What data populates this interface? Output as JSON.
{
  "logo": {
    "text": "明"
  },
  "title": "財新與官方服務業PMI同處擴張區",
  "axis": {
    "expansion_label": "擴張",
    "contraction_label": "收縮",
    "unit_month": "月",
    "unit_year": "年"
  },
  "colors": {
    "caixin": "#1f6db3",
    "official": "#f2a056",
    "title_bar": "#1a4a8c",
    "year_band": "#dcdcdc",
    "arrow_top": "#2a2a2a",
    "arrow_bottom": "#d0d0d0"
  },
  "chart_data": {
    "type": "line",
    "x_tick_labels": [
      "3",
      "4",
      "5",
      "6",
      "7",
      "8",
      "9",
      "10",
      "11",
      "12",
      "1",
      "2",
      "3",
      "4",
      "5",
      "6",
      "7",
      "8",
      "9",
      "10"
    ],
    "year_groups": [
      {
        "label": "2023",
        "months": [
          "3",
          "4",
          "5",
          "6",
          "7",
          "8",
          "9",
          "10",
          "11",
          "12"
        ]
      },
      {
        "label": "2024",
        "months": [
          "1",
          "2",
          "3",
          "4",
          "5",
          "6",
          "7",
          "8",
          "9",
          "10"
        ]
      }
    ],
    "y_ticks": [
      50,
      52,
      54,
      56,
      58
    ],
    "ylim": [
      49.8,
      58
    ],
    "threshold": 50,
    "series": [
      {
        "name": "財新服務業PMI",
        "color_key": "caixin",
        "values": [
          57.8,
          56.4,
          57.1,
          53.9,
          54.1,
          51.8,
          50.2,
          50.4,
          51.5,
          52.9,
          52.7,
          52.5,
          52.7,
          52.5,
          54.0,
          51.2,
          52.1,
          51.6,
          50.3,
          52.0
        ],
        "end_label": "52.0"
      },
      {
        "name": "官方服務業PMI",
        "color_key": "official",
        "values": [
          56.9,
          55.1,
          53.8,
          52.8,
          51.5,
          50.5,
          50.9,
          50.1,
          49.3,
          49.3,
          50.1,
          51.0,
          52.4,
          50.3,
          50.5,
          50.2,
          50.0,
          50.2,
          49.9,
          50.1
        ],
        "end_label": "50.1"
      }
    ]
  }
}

Challenge: Extract all of the material exactly as it is written.

Finished answer:
What data populates this interface? Output as JSON.
{
  "logo": {
    "text": "明"
  },
  "title": "財新與官方服務業PMI同處擴張區",
  "axis": {
    "expansion_label": "擴張",
    "contraction_label": "收縮",
    "unit_month": "月",
    "unit_year": "年"
  },
  "colors": {
    "caixin": "#1f6db3",
    "official": "#f2a056",
    "title_bar": "#1a4a8c",
    "year_band": "#dcdcdc",
    "arrow_top": "#2a2a2a",
    "arrow_bottom": "#d0d0d0"
  },
  "chart_data": {
    "type": "line",
    "x_tick_labels": [
      "3",
      "4",
      "5",
      "6",
      "7",
      "8",
      "9",
      "10",
      "11",
      "12",
      "1",
      "2",
      "3",
      "4",
      "5",
      "6",
      "7",
      "8",
      "9",
      "10"
    ],
    "year_groups": [
      {
        "label": "2023",
        "months": [
          "3",
          "4",
          "5",
          "6",
          "7",
          "8",
          "9",
          "10",
          "11",
          "12"
        ]
      },
      {
        "label": "2024",
        "months": [
          "1",
          "2",
          "3",
          "4",
          "5",
          "6",
          "7",
          "8",
          "9",
          "10"
        ]
      }
    ],
    "y_ticks": [
      50,
      52,
      54,
      56,
      58
    ],
    "ylim": [
      49.8,
      58
    ],
    "threshold": 50,
    "series": [
      {
        "name": "財新服務業PMI",
        "color_key": "caixin",
        "values": [
          57.8,
          56.4,
          57.1,
          53.9,
          54.1,
          51.8,
          50.2,
          50.4,
          51.5,
          52.9,
          52.7,
          52.5,
          52.7,
          52.5,
          54.0,
          51.2,
          52.1,
          51.6,
          50.3,
          52.0
        ],
        "end_label": "52.0"
      },
      {
        "name": "官方服務業PMI",
        "color_key": "official",
        "values": [
          56.9,
          55.1,
          53.8,
          52.8,
          51.5,
          50.5,
          50.9,
          50.1,
          49.3,
          49.3,
          50.1,
          51.0,
          52.4,
          50.3,
          50.5,
          50.2,
          50.0,
          50.2,
          49.9,
          50.1
        ],
        "end_label": "50.1"
      }
    ]
  }
}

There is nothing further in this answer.